| What to produce |
How many of the lines below hold the word "Costs"? Answer only with the number.

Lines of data
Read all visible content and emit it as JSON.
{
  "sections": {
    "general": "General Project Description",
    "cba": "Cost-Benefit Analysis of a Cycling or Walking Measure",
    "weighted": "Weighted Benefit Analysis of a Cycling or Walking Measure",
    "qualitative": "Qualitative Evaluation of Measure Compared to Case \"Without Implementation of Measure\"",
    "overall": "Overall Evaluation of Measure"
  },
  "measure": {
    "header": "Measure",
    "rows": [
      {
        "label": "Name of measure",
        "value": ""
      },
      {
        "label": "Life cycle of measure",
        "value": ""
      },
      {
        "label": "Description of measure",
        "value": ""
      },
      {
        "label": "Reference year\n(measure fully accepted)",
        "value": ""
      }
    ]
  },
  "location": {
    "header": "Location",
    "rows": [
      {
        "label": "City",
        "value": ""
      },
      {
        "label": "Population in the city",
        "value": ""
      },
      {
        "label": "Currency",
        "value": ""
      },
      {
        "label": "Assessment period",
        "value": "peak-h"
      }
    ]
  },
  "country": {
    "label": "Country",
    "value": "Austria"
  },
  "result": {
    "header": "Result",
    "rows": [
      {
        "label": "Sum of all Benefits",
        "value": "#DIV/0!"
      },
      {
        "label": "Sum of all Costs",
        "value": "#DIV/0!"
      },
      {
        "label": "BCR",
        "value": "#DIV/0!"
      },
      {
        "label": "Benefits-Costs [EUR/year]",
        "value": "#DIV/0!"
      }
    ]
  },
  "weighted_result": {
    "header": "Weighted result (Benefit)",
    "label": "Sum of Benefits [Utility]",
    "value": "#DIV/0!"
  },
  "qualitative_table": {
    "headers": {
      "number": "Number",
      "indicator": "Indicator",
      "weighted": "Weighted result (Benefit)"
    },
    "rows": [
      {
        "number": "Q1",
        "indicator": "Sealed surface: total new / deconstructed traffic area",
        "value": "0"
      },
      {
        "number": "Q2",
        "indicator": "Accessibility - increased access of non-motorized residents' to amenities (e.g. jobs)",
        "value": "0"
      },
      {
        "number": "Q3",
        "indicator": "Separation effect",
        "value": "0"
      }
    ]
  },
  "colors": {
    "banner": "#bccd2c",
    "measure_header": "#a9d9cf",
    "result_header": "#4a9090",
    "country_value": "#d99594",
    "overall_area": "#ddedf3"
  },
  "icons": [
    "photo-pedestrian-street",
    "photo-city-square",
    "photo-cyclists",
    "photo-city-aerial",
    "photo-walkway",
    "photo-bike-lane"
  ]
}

| Task response |
2